Every line of the listing that holds the word "variable" should be returned.

=====

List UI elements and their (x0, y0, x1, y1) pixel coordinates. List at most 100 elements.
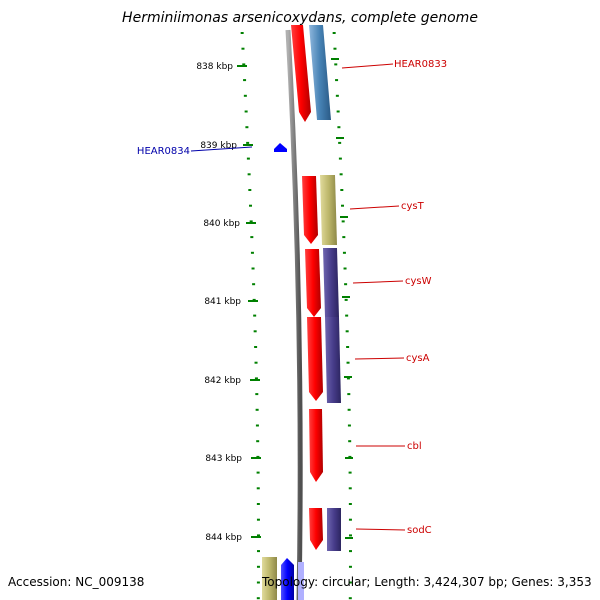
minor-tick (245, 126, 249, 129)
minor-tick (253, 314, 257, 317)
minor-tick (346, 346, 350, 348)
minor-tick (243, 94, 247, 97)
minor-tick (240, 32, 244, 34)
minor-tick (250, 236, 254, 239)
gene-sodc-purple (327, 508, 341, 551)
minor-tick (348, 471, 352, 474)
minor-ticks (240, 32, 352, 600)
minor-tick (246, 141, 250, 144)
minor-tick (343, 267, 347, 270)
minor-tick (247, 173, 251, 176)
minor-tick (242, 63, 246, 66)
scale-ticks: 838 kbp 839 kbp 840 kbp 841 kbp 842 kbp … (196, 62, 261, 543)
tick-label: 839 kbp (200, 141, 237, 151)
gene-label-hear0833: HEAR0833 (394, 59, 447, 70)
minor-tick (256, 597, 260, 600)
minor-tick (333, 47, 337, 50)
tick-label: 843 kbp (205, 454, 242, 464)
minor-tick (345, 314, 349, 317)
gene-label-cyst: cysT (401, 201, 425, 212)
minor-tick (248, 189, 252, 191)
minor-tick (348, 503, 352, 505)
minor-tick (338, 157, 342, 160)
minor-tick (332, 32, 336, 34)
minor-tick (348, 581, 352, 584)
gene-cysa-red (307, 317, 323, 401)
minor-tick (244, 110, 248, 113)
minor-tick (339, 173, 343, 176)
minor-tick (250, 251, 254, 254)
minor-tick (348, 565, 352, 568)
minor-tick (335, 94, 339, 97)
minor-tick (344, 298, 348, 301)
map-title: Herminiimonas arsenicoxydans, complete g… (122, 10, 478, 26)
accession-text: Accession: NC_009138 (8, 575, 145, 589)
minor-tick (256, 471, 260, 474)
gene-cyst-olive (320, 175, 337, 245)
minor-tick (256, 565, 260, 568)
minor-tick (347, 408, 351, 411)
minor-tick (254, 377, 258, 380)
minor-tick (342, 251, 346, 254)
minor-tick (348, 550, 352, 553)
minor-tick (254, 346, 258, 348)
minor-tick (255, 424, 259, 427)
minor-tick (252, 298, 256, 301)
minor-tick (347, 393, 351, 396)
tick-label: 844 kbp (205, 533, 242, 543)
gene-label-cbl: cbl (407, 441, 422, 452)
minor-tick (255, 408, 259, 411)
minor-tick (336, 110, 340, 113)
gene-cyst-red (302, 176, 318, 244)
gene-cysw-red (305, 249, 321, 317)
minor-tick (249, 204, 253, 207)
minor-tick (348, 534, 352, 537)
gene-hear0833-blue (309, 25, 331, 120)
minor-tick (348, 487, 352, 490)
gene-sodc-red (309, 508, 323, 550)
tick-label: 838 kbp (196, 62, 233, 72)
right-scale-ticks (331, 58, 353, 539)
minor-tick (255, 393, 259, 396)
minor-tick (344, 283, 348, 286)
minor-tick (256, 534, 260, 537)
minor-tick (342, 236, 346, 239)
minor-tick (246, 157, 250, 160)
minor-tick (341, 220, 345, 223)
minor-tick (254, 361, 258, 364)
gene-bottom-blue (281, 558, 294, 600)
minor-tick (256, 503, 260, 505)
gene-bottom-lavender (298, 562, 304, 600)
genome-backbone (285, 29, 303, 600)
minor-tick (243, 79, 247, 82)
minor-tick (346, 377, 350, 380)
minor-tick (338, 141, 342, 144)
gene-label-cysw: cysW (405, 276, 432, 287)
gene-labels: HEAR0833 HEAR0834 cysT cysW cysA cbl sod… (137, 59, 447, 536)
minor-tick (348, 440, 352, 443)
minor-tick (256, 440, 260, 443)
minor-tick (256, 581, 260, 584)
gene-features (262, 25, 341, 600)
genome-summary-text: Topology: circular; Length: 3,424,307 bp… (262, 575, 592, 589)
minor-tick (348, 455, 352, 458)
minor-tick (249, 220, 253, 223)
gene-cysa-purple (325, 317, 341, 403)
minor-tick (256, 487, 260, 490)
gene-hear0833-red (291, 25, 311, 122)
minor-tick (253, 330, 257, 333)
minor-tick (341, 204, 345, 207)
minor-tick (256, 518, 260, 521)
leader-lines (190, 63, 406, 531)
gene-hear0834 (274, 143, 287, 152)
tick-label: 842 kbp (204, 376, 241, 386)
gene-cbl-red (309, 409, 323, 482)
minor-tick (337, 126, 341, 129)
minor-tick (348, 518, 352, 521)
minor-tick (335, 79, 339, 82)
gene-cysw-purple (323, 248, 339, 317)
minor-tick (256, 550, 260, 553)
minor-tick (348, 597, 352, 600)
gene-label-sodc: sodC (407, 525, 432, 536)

=====

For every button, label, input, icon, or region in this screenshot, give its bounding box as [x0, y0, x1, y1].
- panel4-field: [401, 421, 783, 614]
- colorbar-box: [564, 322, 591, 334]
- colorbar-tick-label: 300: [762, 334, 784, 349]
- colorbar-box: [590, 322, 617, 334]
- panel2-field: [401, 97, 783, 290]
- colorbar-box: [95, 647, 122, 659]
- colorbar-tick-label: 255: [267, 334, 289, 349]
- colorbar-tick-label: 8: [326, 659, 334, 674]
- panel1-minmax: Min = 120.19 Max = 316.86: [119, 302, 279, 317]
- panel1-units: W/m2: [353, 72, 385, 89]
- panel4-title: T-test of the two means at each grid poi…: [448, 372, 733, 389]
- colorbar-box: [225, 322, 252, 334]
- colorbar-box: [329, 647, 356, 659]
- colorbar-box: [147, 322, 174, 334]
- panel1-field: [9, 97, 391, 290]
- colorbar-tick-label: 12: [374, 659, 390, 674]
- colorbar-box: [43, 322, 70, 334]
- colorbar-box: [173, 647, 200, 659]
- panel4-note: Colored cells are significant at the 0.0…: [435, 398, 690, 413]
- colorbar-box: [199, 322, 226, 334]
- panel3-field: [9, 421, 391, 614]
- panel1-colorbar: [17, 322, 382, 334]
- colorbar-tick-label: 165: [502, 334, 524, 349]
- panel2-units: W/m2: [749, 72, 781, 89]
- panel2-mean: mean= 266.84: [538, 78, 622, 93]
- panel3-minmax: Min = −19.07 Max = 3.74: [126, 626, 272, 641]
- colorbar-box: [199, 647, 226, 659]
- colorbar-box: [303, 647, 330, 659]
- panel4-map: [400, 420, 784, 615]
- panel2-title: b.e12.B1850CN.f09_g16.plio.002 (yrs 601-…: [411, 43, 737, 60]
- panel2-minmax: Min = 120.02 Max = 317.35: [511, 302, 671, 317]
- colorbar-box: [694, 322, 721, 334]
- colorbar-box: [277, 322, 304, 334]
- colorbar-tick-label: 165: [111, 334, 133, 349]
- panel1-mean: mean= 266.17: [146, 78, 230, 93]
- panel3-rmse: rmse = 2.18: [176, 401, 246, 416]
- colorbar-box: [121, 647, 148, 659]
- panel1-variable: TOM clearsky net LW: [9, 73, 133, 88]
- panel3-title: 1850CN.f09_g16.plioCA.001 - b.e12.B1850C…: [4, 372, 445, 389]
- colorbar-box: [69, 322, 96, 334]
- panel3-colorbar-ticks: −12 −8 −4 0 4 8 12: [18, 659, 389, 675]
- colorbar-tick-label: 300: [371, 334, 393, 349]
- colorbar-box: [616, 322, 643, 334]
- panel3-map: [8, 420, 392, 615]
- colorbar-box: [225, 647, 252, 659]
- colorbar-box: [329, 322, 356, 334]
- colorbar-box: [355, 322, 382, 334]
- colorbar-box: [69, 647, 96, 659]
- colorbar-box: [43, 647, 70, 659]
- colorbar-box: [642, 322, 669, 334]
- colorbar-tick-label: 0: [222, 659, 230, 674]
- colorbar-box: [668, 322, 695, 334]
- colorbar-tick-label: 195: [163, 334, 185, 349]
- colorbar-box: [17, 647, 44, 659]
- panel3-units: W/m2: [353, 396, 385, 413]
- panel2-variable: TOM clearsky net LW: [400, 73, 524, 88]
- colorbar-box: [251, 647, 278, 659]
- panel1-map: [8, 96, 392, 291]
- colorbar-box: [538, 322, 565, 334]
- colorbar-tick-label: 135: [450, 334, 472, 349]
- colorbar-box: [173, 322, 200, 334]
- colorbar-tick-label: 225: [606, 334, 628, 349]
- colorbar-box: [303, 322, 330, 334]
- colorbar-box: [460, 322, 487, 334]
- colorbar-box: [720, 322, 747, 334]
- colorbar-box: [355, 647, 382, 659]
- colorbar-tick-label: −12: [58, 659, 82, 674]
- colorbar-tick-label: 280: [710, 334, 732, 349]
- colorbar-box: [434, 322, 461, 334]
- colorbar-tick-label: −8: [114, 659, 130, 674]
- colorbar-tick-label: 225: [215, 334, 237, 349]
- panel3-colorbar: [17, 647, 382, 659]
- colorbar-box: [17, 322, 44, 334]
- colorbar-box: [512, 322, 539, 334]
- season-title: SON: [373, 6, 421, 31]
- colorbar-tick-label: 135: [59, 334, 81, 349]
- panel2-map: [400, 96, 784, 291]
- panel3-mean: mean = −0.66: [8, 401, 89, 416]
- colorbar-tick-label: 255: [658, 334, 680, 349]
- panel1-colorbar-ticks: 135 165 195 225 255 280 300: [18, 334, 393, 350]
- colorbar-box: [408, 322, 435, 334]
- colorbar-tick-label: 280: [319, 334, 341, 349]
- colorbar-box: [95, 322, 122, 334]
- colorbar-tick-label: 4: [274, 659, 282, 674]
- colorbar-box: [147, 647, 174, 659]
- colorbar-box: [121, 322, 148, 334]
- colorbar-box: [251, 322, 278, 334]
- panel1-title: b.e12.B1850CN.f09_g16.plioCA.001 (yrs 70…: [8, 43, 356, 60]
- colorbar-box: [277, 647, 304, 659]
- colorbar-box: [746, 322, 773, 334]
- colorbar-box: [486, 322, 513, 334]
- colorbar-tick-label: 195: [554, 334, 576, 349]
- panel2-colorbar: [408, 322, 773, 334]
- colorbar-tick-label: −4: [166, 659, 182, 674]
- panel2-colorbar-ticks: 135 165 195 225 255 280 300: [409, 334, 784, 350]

=====

Written solution:
- panel1-variable: TOM clearsky net LW: [9, 73, 133, 88]
- panel2-variable: TOM clearsky net LW: [400, 73, 524, 88]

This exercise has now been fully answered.